Exercise aim |
Repeat the records below exactly, leaving out every picture.

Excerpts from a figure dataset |

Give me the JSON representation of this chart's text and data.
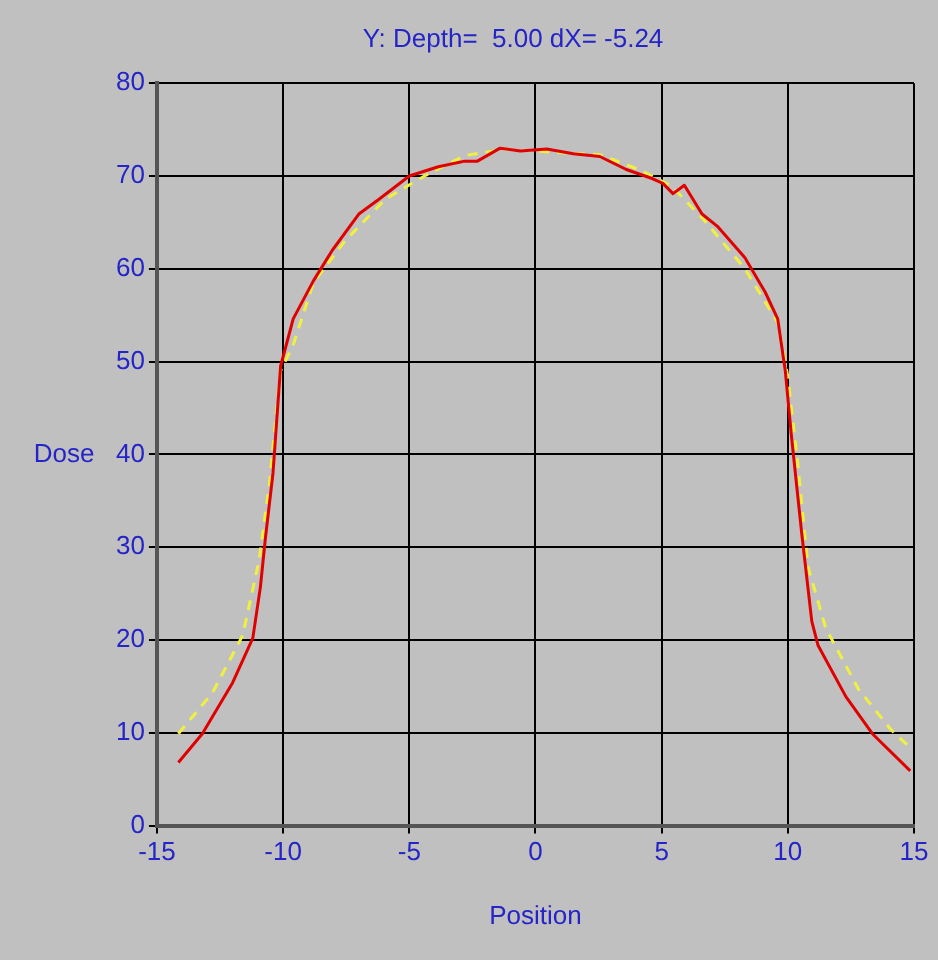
{
  "chart_data": {
    "type": "line",
    "title": "Y: Depth=  5.00 dX= -5.24",
    "xlabel": "Position",
    "ylabel": "Dose",
    "xlim": [
      -15,
      15
    ],
    "xticks": [
      -15,
      -10,
      -5,
      0,
      5,
      10,
      15
    ],
    "ylim": [
      0,
      80
    ],
    "yticks": [
      0,
      10,
      20,
      30,
      40,
      50,
      60,
      70,
      80
    ],
    "grid": true,
    "legend": false,
    "marker": "none",
    "series": [
      {
        "color": "#e00000",
        "line_style": "solid",
        "x": [
          -14.15,
          -13.2,
          -12.0,
          -11.2,
          -10.9,
          -10.7,
          -10.4,
          -10.1,
          -9.6,
          -8.8,
          -8.05,
          -7.0,
          -6.2,
          -5.0,
          -3.85,
          -2.8,
          -2.3,
          -1.4,
          -0.6,
          0.45,
          1.5,
          2.55,
          3.6,
          4.65,
          5.05,
          5.45,
          5.9,
          6.6,
          7.2,
          8.3,
          9.1,
          9.6,
          9.9,
          10.15,
          10.55,
          10.95,
          11.2,
          12.3,
          13.35,
          14.85
        ],
        "values": [
          6.8,
          9.9,
          15.4,
          20.2,
          25.7,
          31,
          38,
          49.5,
          54.6,
          58.7,
          62,
          65.9,
          67.5,
          70,
          71,
          71.6,
          71.6,
          73,
          72.7,
          72.9,
          72.4,
          72.1,
          70.7,
          69.7,
          69.2,
          68.1,
          69.0,
          65.9,
          64.6,
          61.2,
          57.5,
          54.6,
          49,
          41.8,
          31.5,
          22,
          19.4,
          13.9,
          9.9,
          5.9
        ]
      },
      {
        "color": "#f0f040",
        "line_style": "dashed",
        "x": [
          -14.15,
          -12.8,
          -11.6,
          -10.95,
          -10.55,
          -10.1,
          -9.6,
          -8.8,
          -7.55,
          -5.95,
          -4.4,
          -2.8,
          -1.2,
          0.45,
          2.55,
          4.1,
          5.4,
          6.7,
          8.3,
          9.6,
          10.0,
          10.4,
          10.8,
          11.5,
          12.8,
          14.1,
          14.85
        ],
        "values": [
          9.9,
          14.3,
          20.5,
          28.6,
          36.7,
          49,
          51.8,
          58.5,
          63,
          67.5,
          70,
          72.2,
          72.9,
          72.6,
          72.3,
          70.7,
          68.9,
          65.2,
          60,
          54.2,
          48.4,
          38.8,
          27.9,
          21.3,
          14.7,
          10.3,
          8.4
        ]
      }
    ]
  }
}
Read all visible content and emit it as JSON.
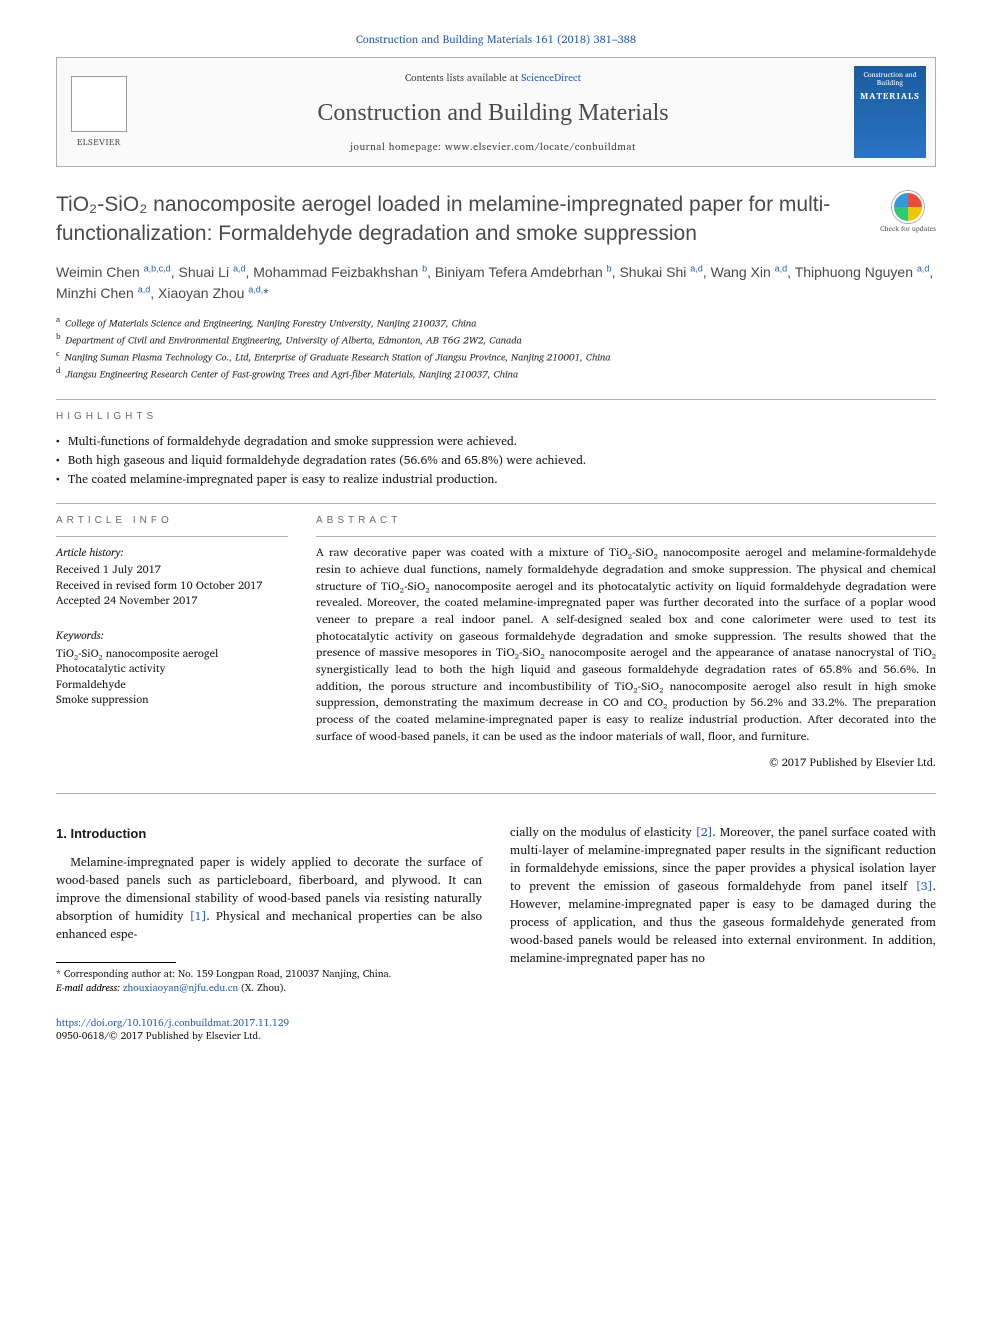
{
  "journal_ref": "Construction and Building Materials 161 (2018) 381–388",
  "header": {
    "contents_pre": "Contents lists available at ",
    "contents_link": "ScienceDirect",
    "journal_name": "Construction and Building Materials",
    "homepage_pre": "journal homepage: ",
    "homepage_url": "www.elsevier.com/locate/conbuildmat",
    "elsevier_label": "ELSEVIER",
    "cover_line1": "Construction and Building",
    "cover_line2": "MATERIALS"
  },
  "title": "TiO₂-SiO₂ nanocomposite aerogel loaded in melamine-impregnated paper for multi-functionalization: Formaldehyde degradation and smoke suppression",
  "check_updates": "Check for updates",
  "authors_html": "Weimin Chen <sup>a,b,c,d</sup>, Shuai Li <sup>a,d</sup>, Mohammad Feizbakhshan <sup>b</sup>, Biniyam Tefera Amdebrhan <sup>b</sup>, Shukai Shi <sup>a,d</sup>, Wang Xin <sup>a,d</sup>, Thiphuong Nguyen <sup>a,d</sup>, Minzhi Chen <sup>a,d</sup>, Xiaoyan Zhou <sup>a,d,</sup><span class='star'>*</span>",
  "affiliations": [
    {
      "sup": "a",
      "text": "College of Materials Science and Engineering, Nanjing Forestry University, Nanjing 210037, China"
    },
    {
      "sup": "b",
      "text": "Department of Civil and Environmental Engineering, University of Alberta, Edmonton, AB T6G 2W2, Canada"
    },
    {
      "sup": "c",
      "text": "Nanjing Suman Plasma Technology Co., Ltd, Enterprise of Graduate Research Station of Jiangsu Province, Nanjing 210001, China"
    },
    {
      "sup": "d",
      "text": "Jiangsu Engineering Research Center of Fast-growing Trees and Agri-fiber Materials, Nanjing 210037, China"
    }
  ],
  "highlights_label": "HIGHLIGHTS",
  "highlights": [
    "Multi-functions of formaldehyde degradation and smoke suppression were achieved.",
    "Both high gaseous and liquid formaldehyde degradation rates (56.6% and 65.8%) were achieved.",
    "The coated melamine-impregnated paper is easy to realize industrial production."
  ],
  "article_info_label": "ARTICLE INFO",
  "abstract_label": "ABSTRACT",
  "history_label": "Article history:",
  "history": [
    "Received 1 July 2017",
    "Received in revised form 10 October 2017",
    "Accepted 24 November 2017"
  ],
  "keywords_label": "Keywords:",
  "keywords": [
    "TiO₂-SiO₂ nanocomposite aerogel",
    "Photocatalytic activity",
    "Formaldehyde",
    "Smoke suppression"
  ],
  "abstract": "A raw decorative paper was coated with a mixture of TiO₂-SiO₂ nanocomposite aerogel and melamine-formaldehyde resin to achieve dual functions, namely formaldehyde degradation and smoke suppression. The physical and chemical structure of TiO₂-SiO₂ nanocomposite aerogel and its photocatalytic activity on liquid formaldehyde degradation were revealed. Moreover, the coated melamine-impregnated paper was further decorated into the surface of a poplar wood veneer to prepare a real indoor panel. A self-designed sealed box and cone calorimeter were used to test its photocatalytic activity on gaseous formaldehyde degradation and smoke suppression. The results showed that the presence of massive mesopores in TiO₂-SiO₂ nanocomposite aerogel and the appearance of anatase nanocrystal of TiO₂ synergistically lead to both the high liquid and gaseous formaldehyde degradation rates of 65.8% and 56.6%. In addition, the porous structure and incombustibility of TiO₂-SiO₂ nanocomposite aerogel also result in high smoke suppression, demonstrating the maximum decrease in CO and CO₂ production by 56.2% and 33.2%. The preparation process of the coated melamine-impregnated paper is easy to realize industrial production. After decorated into the surface of wood-based panels, it can be used as the indoor materials of wall, floor, and furniture.",
  "copyright": "© 2017 Published by Elsevier Ltd.",
  "intro_heading": "1. Introduction",
  "intro_col1": "Melamine-impregnated paper is widely applied to decorate the surface of wood-based panels such as particleboard, fiberboard, and plywood. It can improve the dimensional stability of wood-based panels via resisting naturally absorption of humidity [1]. Physical and mechanical properties can be also enhanced espe-",
  "intro_col2": "cially on the modulus of elasticity [2]. Moreover, the panel surface coated with multi-layer of melamine-impregnated paper results in the significant reduction in formaldehyde emissions, since the paper provides a physical isolation layer to prevent the emission of gaseous formaldehyde from panel itself [3]. However, melamine-impregnated paper is easy to be damaged during the process of application, and thus the gaseous formaldehyde generated from wood-based panels would be released into external environment. In addition, melamine-impregnated paper has no",
  "footnote_corr": "* Corresponding author at: No. 159 Longpan Road, 210037 Nanjing, China.",
  "footnote_email_label": "E-mail address:",
  "footnote_email": "zhouxiaoyan@njfu.edu.cn",
  "footnote_email_author": "(X. Zhou).",
  "doi_url": "https://doi.org/10.1016/j.conbuildmat.2017.11.129",
  "issn_line": "0950-0618/© 2017 Published by Elsevier Ltd."
}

Task answer |
Give me the JSON representation of this chart's text and data.
{
  "chart_data": {
    "type": "line",
    "title": "Y: Depth=  5.00 dX= -5.24",
    "xlabel": "Position",
    "ylabel": "Dose",
    "xlim": [
      -15,
      15
    ],
    "xticks": [
      -15,
      -10,
      -5,
      0,
      5,
      10,
      15
    ],
    "ylim": [
      0,
      80
    ],
    "yticks": [
      0,
      10,
      20,
      30,
      40,
      50,
      60,
      70,
      80
    ],
    "grid": true,
    "legend": false,
    "marker": "none",
    "series": [
      {
        "color": "#e00000",
        "line_style": "solid",
        "x": [
          -14.15,
          -13.2,
          -12.0,
          -11.2,
          -10.9,
          -10.7,
          -10.4,
          -10.1,
          -9.6,
          -8.8,
          -8.05,
          -7.0,
          -6.2,
          -5.0,
          -3.85,
          -2.8,
          -2.3,
          -1.4,
          -0.6,
          0.45,
          1.5,
          2.55,
          3.6,
          4.65,
          5.05,
          5.45,
          5.9,
          6.6,
          7.2,
          8.3,
          9.1,
          9.6,
          9.9,
          10.15,
          10.55,
          10.95,
          11.2,
          12.3,
          13.35,
          14.85
        ],
        "values": [
          6.8,
          9.9,
          15.4,
          20.2,
          25.7,
          31,
          38,
          49.5,
          54.6,
          58.7,
          62,
          65.9,
          67.5,
          70,
          71,
          71.6,
          71.6,
          73,
          72.7,
          72.9,
          72.4,
          72.1,
          70.7,
          69.7,
          69.2,
          68.1,
          69.0,
          65.9,
          64.6,
          61.2,
          57.5,
          54.6,
          49,
          41.8,
          31.5,
          22,
          19.4,
          13.9,
          9.9,
          5.9
        ]
      },
      {
        "color": "#f0f040",
        "line_style": "dashed",
        "x": [
          -14.15,
          -12.8,
          -11.6,
          -10.95,
          -10.55,
          -10.1,
          -9.6,
          -8.8,
          -7.55,
          -5.95,
          -4.4,
          -2.8,
          -1.2,
          0.45,
          2.55,
          4.1,
          5.4,
          6.7,
          8.3,
          9.6,
          10.0,
          10.4,
          10.8,
          11.5,
          12.8,
          14.1,
          14.85
        ],
        "values": [
          9.9,
          14.3,
          20.5,
          28.6,
          36.7,
          49,
          51.8,
          58.5,
          63,
          67.5,
          70,
          72.2,
          72.9,
          72.6,
          72.3,
          70.7,
          68.9,
          65.2,
          60,
          54.2,
          48.4,
          38.8,
          27.9,
          21.3,
          14.7,
          10.3,
          8.4
        ]
      }
    ]
  }
}
Read all visible content and emit it as JSON.
{
  "journal_ref": "Construction and Building Materials 161 (2018) 381–388",
  "header": {
    "contents_pre": "Contents lists available at ",
    "contents_link": "ScienceDirect",
    "journal_name": "Construction and Building Materials",
    "homepage_pre": "journal homepage: ",
    "homepage_url": "www.elsevier.com/locate/conbuildmat",
    "elsevier_label": "ELSEVIER",
    "cover_line1": "Construction and Building",
    "cover_line2": "MATERIALS"
  },
  "title": "TiO₂-SiO₂ nanocomposite aerogel loaded in melamine-impregnated paper for multi-functionalization: Formaldehyde degradation and smoke suppression",
  "check_updates": "Check for updates",
  "authors_html": "Weimin Chen <sup>a,b,c,d</sup>, Shuai Li <sup>a,d</sup>, Mohammad Feizbakhshan <sup>b</sup>, Biniyam Tefera Amdebrhan <sup>b</sup>, Shukai Shi <sup>a,d</sup>, Wang Xin <sup>a,d</sup>, Thiphuong Nguyen <sup>a,d</sup>, Minzhi Chen <sup>a,d</sup>, Xiaoyan Zhou <sup>a,d,</sup><span class='star'>*</span>",
  "affiliations": [
    {
      "sup": "a",
      "text": "College of Materials Science and Engineering, Nanjing Forestry University, Nanjing 210037, China"
    },
    {
      "sup": "b",
      "text": "Department of Civil and Environmental Engineering, University of Alberta, Edmonton, AB T6G 2W2, Canada"
    },
    {
      "sup": "c",
      "text": "Nanjing Suman Plasma Technology Co., Ltd, Enterprise of Graduate Research Station of Jiangsu Province, Nanjing 210001, China"
    },
    {
      "sup": "d",
      "text": "Jiangsu Engineering Research Center of Fast-growing Trees and Agri-fiber Materials, Nanjing 210037, China"
    }
  ],
  "highlights_label": "HIGHLIGHTS",
  "highlights": [
    "Multi-functions of formaldehyde degradation and smoke suppression were achieved.",
    "Both high gaseous and liquid formaldehyde degradation rates (56.6% and 65.8%) were achieved.",
    "The coated melamine-impregnated paper is easy to realize industrial production."
  ],
  "article_info_label": "ARTICLE INFO",
  "abstract_label": "ABSTRACT",
  "history_label": "Article history:",
  "history": [
    "Received 1 July 2017",
    "Received in revised form 10 October 2017",
    "Accepted 24 November 2017"
  ],
  "keywords_label": "Keywords:",
  "keywords": [
    "TiO₂-SiO₂ nanocomposite aerogel",
    "Photocatalytic activity",
    "Formaldehyde",
    "Smoke suppression"
  ],
  "abstract": "A raw decorative paper was coated with a mixture of TiO₂-SiO₂ nanocomposite aerogel and melamine-formaldehyde resin to achieve dual functions, namely formaldehyde degradation and smoke suppression. The physical and chemical structure of TiO₂-SiO₂ nanocomposite aerogel and its photocatalytic activity on liquid formaldehyde degradation were revealed. Moreover, the coated melamine-impregnated paper was further decorated into the surface of a poplar wood veneer to prepare a real indoor panel. A self-designed sealed box and cone calorimeter were used to test its photocatalytic activity on gaseous formaldehyde degradation and smoke suppression. The results showed that the presence of massive mesopores in TiO₂-SiO₂ nanocomposite aerogel and the appearance of anatase nanocrystal of TiO₂ synergistically lead to both the high liquid and gaseous formaldehyde degradation rates of 65.8% and 56.6%. In addition, the porous structure and incombustibility of TiO₂-SiO₂ nanocomposite aerogel also result in high smoke suppression, demonstrating the maximum decrease in CO and CO₂ production by 56.2% and 33.2%. The preparation process of the coated melamine-impregnated paper is easy to realize industrial production. After decorated into the surface of wood-based panels, it can be used as the indoor materials of wall, floor, and furniture.",
  "copyright": "© 2017 Published by Elsevier Ltd.",
  "intro_heading": "1. Introduction",
  "intro_col1": "Melamine-impregnated paper is widely applied to decorate the surface of wood-based panels such as particleboard, fiberboard, and plywood. It can improve the dimensional stability of wood-based panels via resisting naturally absorption of humidity [1]. Physical and mechanical properties can be also enhanced espe-",
  "intro_col2": "cially on the modulus of elasticity [2]. Moreover, the panel surface coated with multi-layer of melamine-impregnated paper results in the significant reduction in formaldehyde emissions, since the paper provides a physical isolation layer to prevent the emission of gaseous formaldehyde from panel itself [3]. However, melamine-impregnated paper is easy to be damaged during the process of application, and thus the gaseous formaldehyde generated from wood-based panels would be released into external environment. In addition, melamine-impregnated paper has no",
  "footnote_corr": "* Corresponding author at: No. 159 Longpan Road, 210037 Nanjing, China.",
  "footnote_email_label": "E-mail address:",
  "footnote_email": "zhouxiaoyan@njfu.edu.cn",
  "footnote_email_author": "(X. Zhou).",
  "doi_url": "https://doi.org/10.1016/j.conbuildmat.2017.11.129",
  "issn_line": "0950-0618/© 2017 Published by Elsevier Ltd."
}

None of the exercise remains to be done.